____ RECORDS SUPPLIED
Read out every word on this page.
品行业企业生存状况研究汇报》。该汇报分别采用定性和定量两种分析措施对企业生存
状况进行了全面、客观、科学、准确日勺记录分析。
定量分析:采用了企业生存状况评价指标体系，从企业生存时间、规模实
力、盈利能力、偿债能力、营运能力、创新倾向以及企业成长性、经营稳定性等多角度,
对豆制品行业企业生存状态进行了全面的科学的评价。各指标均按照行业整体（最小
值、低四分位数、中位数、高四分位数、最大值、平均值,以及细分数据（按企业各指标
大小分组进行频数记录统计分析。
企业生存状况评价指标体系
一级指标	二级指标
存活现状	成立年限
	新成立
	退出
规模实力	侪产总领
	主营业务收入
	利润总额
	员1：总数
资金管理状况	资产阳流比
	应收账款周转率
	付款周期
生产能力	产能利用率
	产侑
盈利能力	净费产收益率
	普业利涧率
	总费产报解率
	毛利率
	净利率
________
EXERCISE GOAL ▸
Every line of the material must be returned exactly as it appears.

SOLUTION TO THIS PROBLEM ▸
Read out every word on this page.
品行业企业生存状况研究汇报》。该汇报分别采用定性和定量两种分析措施对企业生存
状况进行了全面、客观、科学、准确日勺记录分析。
定量分析:采用了企业生存状况评价指标体系，从企业生存时间、规模实
力、盈利能力、偿债能力、营运能力、创新倾向以及企业成长性、经营稳定性等多角度,
对豆制品行业企业生存状态进行了全面的科学的评价。各指标均按照行业整体（最小
值、低四分位数、中位数、高四分位数、最大值、平均值,以及细分数据（按企业各指标
大小分组进行频数记录统计分析。
企业生存状况评价指标体系
一级指标	二级指标
存活现状	成立年限
	新成立
	退出
规模实力	侪产总领
	主营业务收入
	利润总额
	员1：总数
资金管理状况	资产阳流比
	应收账款周转率
	付款周期
生产能力	产能利用率
	产侑
盈利能力	净费产收益率
	普业利涧率
	总费产报解率
	毛利率
	净利率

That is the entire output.